#### Given instruction:
Find the lines holding the string "time" in the data, then copy all of them.

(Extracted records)
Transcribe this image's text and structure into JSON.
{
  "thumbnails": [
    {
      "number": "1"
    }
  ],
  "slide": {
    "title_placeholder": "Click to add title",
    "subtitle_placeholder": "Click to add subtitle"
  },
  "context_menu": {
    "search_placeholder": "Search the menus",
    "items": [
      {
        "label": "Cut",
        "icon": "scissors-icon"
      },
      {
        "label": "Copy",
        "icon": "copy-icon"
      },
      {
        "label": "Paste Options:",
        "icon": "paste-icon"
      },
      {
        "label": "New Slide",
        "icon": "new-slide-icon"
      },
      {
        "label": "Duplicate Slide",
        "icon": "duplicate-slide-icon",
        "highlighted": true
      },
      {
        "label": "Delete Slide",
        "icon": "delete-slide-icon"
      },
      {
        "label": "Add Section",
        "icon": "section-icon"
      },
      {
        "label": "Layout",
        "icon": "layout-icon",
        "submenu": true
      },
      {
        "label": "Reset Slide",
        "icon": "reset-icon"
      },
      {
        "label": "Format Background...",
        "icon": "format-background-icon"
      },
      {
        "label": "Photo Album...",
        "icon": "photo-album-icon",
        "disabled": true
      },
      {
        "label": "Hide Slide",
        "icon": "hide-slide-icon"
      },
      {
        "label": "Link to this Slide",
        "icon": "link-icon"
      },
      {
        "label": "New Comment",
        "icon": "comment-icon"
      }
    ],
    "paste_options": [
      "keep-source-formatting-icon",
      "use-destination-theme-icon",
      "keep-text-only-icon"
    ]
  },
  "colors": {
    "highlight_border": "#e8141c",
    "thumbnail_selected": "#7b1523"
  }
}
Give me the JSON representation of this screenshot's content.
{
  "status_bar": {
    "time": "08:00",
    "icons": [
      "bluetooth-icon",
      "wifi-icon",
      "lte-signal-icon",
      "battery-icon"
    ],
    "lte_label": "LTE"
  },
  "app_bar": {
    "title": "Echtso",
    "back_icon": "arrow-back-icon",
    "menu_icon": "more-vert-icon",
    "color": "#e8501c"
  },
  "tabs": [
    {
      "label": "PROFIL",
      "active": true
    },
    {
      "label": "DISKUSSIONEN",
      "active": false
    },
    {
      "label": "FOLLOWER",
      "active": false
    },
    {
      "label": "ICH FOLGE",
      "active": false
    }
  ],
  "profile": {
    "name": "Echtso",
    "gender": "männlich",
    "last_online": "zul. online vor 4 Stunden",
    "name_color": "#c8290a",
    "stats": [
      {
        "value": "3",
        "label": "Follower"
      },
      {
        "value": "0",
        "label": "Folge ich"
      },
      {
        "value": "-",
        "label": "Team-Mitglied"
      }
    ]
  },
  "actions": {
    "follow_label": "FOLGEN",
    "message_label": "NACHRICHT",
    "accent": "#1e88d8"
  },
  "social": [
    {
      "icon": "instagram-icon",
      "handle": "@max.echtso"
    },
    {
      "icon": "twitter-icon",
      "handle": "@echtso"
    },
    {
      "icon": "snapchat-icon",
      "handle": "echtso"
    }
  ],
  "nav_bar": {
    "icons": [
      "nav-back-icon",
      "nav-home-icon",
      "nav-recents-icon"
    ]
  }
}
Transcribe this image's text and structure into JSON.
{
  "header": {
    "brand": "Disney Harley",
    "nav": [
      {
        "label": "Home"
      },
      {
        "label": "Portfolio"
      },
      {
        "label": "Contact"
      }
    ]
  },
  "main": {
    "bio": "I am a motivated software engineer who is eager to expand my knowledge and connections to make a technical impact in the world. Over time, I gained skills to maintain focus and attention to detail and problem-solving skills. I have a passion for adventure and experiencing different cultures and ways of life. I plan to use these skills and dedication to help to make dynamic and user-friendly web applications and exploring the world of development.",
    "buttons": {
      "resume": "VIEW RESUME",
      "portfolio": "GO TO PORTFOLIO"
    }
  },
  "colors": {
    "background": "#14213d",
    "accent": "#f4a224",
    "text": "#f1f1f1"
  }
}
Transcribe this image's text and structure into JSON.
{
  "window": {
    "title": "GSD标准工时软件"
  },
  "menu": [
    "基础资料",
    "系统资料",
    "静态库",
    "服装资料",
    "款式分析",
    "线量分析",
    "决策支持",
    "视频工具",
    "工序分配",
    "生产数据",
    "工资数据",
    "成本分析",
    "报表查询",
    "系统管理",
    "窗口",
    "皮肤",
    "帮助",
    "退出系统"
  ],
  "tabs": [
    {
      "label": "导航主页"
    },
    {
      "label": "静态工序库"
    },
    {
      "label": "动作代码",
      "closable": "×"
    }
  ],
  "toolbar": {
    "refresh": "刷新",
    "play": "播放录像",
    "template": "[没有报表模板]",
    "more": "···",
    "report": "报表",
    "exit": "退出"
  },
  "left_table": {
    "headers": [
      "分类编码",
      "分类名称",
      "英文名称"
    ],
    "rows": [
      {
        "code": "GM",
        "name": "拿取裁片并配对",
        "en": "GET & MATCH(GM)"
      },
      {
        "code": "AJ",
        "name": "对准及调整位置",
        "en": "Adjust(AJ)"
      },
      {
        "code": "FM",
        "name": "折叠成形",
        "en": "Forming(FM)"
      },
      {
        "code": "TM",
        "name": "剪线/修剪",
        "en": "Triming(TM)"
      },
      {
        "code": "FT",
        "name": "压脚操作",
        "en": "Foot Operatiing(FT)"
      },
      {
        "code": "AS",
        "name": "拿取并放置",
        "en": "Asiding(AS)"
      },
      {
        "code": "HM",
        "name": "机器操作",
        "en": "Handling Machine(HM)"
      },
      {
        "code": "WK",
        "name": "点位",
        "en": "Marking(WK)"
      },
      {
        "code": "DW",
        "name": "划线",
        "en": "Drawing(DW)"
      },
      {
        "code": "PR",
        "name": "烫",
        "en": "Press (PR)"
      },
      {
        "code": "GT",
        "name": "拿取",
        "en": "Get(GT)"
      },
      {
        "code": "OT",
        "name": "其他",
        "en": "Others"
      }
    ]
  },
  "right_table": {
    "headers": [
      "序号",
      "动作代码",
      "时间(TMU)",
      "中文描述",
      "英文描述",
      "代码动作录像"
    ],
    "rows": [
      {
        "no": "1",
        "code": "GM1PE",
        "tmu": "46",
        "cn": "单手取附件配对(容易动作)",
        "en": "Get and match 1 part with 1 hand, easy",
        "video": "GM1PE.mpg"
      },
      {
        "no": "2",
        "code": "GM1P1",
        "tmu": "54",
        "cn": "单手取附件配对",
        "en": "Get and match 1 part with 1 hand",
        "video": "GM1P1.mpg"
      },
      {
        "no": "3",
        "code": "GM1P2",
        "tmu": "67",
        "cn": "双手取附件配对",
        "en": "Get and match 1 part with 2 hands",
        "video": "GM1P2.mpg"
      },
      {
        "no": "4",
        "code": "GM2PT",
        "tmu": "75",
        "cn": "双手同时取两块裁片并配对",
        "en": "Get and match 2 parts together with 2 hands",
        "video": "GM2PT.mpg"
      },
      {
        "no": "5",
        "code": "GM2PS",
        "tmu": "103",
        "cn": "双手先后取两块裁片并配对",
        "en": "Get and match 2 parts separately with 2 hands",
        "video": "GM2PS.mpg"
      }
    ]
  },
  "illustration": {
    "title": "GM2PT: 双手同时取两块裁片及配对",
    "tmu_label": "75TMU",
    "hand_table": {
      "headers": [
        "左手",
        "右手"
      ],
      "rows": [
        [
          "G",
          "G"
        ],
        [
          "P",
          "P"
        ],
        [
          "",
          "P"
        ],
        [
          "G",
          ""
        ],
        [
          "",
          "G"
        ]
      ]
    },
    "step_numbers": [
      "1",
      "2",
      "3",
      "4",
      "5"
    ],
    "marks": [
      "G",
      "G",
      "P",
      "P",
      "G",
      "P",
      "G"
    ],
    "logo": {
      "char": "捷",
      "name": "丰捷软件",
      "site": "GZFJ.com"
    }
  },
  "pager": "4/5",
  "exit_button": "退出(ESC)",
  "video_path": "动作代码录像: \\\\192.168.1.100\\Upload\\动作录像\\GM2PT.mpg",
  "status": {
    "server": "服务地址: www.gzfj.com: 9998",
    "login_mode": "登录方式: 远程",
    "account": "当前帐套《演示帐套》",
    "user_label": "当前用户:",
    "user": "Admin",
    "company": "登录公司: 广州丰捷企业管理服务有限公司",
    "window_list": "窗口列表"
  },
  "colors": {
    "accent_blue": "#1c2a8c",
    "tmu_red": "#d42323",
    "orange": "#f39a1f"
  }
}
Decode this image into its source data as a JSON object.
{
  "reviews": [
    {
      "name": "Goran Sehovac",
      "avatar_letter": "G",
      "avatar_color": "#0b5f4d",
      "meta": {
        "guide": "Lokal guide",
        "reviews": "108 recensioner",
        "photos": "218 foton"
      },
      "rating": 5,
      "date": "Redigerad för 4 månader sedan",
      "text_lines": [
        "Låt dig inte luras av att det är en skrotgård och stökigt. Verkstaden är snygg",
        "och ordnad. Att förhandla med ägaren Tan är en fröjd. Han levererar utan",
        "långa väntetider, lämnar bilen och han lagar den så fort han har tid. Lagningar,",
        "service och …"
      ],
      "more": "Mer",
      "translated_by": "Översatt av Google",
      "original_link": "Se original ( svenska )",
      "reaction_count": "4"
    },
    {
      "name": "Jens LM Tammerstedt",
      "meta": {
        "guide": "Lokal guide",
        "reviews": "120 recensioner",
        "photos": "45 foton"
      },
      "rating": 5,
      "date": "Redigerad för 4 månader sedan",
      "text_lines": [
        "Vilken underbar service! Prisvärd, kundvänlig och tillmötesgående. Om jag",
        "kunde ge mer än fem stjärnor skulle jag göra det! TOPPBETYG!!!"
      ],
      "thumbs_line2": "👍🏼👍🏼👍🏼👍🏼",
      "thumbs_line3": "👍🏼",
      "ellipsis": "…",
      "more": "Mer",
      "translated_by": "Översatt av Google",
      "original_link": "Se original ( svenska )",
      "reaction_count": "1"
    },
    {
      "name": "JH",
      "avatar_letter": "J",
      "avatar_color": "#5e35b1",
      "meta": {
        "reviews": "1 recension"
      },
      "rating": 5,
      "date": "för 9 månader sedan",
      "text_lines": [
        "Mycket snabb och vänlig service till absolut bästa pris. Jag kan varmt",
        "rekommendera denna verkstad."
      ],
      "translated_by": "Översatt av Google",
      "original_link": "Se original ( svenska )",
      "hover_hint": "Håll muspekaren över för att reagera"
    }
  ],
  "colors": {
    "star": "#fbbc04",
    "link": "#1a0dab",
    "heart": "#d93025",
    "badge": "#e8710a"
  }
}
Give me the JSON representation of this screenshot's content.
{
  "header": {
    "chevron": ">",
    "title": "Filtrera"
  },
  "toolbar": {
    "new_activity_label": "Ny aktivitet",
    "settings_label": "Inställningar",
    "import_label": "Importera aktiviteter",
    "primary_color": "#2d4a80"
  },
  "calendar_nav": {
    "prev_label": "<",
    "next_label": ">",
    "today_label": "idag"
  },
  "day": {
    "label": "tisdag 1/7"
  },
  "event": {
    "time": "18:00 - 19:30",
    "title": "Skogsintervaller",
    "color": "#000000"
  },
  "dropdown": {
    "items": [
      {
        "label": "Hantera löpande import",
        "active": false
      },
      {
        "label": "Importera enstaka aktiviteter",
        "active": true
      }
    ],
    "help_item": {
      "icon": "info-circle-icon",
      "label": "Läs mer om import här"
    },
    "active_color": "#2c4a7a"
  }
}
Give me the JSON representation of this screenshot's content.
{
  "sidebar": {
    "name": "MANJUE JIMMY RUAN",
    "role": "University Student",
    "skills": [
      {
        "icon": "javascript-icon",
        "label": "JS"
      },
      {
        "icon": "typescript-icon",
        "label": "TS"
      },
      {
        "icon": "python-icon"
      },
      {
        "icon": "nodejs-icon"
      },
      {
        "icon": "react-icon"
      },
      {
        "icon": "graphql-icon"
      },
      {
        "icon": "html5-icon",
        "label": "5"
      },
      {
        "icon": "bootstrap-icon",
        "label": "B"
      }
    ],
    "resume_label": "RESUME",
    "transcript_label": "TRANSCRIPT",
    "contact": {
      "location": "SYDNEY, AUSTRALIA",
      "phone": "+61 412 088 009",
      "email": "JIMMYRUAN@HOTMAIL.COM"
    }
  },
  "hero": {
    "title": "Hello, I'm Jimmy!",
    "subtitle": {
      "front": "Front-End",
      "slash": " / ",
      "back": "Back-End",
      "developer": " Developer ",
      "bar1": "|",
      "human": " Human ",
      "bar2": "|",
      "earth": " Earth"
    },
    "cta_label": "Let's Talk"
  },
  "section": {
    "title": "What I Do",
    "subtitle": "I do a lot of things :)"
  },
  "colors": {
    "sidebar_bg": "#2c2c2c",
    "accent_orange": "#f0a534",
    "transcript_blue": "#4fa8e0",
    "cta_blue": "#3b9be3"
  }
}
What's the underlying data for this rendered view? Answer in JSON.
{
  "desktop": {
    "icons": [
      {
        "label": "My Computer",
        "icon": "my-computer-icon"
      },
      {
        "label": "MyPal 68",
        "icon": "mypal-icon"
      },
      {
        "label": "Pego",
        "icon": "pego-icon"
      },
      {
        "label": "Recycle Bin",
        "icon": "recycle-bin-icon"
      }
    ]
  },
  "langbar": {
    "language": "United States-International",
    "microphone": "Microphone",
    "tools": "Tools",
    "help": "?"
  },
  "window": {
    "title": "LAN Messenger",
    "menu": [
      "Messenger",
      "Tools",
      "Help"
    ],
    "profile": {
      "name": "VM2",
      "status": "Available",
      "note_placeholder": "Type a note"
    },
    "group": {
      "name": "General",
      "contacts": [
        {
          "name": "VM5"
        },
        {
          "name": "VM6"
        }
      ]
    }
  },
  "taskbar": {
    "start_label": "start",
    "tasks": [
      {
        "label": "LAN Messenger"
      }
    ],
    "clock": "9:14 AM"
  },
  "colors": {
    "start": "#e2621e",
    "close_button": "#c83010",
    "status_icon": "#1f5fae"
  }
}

#### Output below:
    "time": "08:00",
    "bio": "I am a motivated software engineer who is eager to expand my knowledge and connections to make a technical impact in the world. Over time, I gained skills to maintain focus and attention to detail and problem-solving skills. I have a passion for adventure and experiencing different cultures and ways of life. I plan to use these skills and dedication to help to make dynamic and user-friendly web applications and exploring the world of development.",
    "time": "18:00 - 19:30",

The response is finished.